Material for this exercise —
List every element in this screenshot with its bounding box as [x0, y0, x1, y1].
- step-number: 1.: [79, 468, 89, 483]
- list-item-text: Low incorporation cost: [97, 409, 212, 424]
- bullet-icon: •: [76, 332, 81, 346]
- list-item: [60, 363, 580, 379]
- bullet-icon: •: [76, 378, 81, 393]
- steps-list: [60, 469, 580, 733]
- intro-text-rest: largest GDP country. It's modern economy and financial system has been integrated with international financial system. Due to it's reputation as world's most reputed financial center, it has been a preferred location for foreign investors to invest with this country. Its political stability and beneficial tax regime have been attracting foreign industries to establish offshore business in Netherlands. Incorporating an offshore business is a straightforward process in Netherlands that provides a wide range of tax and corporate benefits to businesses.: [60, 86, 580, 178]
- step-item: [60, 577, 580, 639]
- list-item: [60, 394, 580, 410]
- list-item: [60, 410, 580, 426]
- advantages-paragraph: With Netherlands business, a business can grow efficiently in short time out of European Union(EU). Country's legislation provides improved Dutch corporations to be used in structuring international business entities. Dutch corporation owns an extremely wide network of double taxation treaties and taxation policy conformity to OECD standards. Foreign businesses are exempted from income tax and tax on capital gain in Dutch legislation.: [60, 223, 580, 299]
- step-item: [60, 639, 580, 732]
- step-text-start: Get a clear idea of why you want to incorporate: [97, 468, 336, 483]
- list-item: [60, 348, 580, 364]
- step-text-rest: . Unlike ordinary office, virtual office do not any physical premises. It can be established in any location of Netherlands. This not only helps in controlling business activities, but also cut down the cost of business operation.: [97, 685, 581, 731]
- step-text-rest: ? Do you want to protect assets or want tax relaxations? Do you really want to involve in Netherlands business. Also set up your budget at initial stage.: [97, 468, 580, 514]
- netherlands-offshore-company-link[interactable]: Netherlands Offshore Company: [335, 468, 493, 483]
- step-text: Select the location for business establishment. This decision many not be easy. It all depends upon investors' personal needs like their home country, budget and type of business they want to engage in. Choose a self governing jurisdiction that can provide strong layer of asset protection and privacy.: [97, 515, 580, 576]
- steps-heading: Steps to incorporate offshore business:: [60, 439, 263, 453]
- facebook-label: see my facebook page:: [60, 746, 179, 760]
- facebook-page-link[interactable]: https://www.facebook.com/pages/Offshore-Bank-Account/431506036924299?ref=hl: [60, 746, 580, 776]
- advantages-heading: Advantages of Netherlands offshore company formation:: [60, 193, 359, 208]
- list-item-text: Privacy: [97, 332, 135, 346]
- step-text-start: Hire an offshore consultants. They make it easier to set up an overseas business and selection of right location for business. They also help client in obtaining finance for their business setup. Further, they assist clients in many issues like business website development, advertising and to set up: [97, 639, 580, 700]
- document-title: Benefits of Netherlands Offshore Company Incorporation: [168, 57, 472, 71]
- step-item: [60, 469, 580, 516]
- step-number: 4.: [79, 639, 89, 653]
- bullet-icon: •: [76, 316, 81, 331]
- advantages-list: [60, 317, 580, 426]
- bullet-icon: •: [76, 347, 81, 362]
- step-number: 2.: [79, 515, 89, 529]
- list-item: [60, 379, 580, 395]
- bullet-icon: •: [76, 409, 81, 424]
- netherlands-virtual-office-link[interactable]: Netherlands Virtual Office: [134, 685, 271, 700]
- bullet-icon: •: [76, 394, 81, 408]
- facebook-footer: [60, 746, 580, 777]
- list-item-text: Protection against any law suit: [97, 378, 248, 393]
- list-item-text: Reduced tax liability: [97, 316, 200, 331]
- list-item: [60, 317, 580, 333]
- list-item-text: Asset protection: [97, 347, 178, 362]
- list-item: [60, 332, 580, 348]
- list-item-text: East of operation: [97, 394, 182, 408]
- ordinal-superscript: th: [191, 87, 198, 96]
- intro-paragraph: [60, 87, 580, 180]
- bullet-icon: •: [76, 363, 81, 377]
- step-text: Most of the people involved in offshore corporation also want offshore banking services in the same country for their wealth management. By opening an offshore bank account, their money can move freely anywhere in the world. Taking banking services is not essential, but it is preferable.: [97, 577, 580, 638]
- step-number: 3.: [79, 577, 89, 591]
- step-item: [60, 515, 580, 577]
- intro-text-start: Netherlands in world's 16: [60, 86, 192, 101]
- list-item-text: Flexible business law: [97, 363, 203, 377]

Exercise brief —
Copy the records from the first line through the line containing "- steps-list: [60, 469, 580, 733]", swapping "incorporation cost" for "setup cost" and leaving everything else unchanged.

Reply to the task —
List every element in this screenshot with its bounding box as [x0, y0, x1, y1].
- step-number: 1.: [79, 468, 89, 483]
- list-item-text: Low setup cost: [97, 409, 212, 424]
- bullet-icon: •: [76, 332, 81, 346]
- list-item: [60, 363, 580, 379]
- bullet-icon: •: [76, 378, 81, 393]
- steps-list: [60, 469, 580, 733]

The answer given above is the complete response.